Aim of the exercise:
All lines in which the word "Бяково" occurs are to be extracted.

------ Items

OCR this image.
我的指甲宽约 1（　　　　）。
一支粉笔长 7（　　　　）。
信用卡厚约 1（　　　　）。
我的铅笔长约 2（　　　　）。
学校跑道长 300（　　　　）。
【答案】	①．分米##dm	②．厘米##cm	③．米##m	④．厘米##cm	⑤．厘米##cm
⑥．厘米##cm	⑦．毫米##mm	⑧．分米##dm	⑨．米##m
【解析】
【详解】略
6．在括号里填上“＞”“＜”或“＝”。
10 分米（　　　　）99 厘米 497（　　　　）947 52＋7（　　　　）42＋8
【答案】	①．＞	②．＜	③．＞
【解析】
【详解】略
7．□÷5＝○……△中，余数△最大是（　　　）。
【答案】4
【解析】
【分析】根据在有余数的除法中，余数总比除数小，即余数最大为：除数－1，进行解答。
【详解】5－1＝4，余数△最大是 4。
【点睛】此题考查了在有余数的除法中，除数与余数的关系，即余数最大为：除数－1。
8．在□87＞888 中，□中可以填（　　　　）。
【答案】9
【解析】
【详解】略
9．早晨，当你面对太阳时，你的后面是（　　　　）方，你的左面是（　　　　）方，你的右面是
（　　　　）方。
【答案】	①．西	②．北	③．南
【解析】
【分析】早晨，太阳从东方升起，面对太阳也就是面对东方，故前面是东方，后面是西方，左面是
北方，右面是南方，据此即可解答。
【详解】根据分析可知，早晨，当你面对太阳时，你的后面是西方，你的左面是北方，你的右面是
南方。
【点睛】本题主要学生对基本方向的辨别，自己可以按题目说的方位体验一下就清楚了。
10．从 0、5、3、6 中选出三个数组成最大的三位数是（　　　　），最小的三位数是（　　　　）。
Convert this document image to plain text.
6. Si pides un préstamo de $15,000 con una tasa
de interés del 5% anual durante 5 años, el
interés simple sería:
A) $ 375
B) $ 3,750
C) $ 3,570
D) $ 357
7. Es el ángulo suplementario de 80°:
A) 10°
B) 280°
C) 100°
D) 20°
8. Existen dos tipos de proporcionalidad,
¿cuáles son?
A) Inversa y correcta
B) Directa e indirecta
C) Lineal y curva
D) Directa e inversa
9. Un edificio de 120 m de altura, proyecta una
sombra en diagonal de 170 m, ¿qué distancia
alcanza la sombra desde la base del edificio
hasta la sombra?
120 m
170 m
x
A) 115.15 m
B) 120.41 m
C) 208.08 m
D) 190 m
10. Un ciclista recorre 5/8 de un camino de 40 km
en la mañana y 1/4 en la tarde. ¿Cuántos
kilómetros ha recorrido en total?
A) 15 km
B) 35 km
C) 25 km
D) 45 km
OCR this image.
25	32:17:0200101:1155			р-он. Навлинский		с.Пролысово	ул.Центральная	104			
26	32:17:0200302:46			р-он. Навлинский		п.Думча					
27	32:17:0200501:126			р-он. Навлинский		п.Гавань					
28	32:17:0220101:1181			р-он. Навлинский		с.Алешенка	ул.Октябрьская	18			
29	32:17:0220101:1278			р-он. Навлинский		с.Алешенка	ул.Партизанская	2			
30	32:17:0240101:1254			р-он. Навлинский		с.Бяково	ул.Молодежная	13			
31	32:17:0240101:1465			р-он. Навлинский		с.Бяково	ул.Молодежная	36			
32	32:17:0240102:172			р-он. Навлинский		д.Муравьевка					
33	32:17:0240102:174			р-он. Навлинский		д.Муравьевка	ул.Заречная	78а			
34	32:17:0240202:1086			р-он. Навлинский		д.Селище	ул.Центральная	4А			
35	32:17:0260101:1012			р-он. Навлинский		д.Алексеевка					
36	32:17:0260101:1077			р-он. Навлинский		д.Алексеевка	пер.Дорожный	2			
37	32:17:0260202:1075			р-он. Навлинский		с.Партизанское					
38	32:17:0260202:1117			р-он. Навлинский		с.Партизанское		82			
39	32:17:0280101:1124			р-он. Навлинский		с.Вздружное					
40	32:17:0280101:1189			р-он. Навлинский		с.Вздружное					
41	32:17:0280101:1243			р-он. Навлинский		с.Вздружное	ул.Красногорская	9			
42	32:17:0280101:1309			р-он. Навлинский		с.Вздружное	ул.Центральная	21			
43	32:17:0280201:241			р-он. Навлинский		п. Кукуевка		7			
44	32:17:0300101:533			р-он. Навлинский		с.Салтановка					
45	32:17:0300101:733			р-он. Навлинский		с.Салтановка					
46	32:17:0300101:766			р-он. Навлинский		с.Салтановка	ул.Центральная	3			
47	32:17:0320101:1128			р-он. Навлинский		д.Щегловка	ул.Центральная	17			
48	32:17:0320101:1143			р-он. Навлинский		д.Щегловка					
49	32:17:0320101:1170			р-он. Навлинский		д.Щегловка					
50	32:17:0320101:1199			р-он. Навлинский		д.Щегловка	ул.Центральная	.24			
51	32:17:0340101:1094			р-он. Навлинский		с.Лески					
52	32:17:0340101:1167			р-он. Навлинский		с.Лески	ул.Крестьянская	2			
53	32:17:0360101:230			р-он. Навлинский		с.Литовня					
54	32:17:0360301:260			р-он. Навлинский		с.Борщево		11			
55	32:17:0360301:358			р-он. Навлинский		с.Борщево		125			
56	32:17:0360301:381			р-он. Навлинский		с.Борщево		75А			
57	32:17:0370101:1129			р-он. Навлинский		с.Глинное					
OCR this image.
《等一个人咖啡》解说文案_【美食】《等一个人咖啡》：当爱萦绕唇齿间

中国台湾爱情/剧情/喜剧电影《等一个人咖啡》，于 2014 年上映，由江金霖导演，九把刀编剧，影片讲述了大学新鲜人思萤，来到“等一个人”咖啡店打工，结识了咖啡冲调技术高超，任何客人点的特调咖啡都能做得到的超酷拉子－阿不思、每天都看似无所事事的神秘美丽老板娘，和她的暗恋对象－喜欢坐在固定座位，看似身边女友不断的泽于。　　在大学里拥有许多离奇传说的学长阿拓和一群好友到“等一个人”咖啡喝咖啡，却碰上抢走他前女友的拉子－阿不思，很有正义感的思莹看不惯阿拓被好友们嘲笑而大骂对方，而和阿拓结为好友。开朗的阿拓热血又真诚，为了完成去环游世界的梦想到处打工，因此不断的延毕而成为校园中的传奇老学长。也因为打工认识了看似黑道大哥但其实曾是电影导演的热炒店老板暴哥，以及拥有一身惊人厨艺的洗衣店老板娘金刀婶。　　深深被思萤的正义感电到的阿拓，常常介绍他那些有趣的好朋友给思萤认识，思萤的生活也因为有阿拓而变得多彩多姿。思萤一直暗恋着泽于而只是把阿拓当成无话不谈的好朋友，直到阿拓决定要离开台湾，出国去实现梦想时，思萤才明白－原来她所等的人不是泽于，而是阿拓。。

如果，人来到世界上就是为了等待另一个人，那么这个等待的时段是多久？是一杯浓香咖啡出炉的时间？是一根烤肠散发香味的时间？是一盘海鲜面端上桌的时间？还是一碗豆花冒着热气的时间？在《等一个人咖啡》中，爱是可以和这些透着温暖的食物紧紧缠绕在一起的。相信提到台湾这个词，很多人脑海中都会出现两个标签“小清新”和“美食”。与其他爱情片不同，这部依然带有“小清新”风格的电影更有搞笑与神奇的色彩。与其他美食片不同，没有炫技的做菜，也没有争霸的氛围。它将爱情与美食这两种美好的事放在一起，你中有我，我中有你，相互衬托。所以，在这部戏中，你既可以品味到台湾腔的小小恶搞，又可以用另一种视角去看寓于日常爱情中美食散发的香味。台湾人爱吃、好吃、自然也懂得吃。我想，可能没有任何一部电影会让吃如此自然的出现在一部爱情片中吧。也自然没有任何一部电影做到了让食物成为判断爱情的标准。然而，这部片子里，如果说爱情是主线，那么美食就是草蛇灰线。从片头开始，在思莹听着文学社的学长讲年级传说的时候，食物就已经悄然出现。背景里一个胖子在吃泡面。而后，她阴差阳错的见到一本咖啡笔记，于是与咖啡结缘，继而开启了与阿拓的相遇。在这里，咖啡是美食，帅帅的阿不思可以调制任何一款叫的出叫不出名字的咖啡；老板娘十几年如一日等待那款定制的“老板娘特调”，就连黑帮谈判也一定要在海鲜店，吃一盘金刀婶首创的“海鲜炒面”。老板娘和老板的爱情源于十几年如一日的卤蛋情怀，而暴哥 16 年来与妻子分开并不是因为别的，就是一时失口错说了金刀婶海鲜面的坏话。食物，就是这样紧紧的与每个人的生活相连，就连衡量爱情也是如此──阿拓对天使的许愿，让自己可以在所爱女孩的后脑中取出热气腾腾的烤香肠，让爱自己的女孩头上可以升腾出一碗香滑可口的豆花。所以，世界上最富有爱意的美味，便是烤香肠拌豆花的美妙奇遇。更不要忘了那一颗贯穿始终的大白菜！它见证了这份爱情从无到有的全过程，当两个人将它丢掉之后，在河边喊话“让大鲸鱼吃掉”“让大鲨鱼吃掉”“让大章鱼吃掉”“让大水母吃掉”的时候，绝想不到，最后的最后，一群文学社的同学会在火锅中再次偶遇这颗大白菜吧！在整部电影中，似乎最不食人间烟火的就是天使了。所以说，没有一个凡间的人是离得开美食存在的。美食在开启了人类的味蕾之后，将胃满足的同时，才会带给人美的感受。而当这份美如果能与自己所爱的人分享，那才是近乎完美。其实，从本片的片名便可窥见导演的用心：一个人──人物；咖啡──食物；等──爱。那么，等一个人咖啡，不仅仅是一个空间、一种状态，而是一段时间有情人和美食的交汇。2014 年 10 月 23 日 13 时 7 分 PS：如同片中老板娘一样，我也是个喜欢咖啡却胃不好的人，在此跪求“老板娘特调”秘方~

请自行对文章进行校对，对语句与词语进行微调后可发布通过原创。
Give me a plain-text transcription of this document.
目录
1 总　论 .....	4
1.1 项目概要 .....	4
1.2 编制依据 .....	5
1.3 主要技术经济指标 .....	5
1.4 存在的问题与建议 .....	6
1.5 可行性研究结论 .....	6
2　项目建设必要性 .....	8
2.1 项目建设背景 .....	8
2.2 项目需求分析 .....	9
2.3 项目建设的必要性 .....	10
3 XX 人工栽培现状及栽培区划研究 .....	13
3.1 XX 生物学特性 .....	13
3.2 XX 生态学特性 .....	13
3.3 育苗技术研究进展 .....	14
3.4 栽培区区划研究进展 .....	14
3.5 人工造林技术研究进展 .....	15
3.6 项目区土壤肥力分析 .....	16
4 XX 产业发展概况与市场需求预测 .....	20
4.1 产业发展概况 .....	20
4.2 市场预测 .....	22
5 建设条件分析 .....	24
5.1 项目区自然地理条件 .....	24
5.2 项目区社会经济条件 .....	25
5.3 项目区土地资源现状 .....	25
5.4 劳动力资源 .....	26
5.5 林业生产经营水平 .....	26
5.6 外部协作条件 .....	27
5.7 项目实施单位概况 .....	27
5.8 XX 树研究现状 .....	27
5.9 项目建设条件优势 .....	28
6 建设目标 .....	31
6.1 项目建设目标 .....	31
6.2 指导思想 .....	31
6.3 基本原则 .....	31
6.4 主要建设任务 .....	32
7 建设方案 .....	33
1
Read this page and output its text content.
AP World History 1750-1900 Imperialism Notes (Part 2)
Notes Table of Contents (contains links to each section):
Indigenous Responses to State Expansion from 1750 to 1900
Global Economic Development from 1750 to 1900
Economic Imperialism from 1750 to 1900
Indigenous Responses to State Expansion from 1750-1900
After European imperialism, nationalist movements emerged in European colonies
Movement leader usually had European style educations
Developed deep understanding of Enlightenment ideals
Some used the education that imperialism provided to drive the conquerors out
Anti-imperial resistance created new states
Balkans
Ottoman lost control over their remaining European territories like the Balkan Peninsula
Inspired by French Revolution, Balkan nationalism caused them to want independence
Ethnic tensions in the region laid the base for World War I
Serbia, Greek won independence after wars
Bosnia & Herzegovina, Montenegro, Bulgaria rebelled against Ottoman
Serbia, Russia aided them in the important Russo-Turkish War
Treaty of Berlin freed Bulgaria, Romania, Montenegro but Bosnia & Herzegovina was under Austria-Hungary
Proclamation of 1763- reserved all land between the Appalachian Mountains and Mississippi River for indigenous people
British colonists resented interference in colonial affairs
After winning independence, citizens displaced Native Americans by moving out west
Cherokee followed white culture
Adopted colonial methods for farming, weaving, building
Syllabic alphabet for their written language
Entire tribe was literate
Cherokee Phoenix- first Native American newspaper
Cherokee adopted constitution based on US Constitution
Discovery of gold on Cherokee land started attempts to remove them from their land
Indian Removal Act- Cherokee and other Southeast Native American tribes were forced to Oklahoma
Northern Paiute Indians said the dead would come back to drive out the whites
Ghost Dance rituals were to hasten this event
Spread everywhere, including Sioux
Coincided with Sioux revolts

------------

Solution:
30	32:17:0240101:1254			р-он. Навлинский		с.Бяково	ул.Молодежная	13			
31	32:17:0240101:1465			р-он. Навлинский		с.Бяково	ул.Молодежная	36			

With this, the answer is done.